Go through the material and tally the lines containing the string "function". Give the total alone.

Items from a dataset
▼
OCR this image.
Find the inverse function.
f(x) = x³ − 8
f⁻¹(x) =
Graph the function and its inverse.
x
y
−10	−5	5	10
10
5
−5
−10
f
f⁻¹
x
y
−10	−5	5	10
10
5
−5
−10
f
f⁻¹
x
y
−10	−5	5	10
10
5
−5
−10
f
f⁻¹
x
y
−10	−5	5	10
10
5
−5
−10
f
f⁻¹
▲
:: Correct output ::
2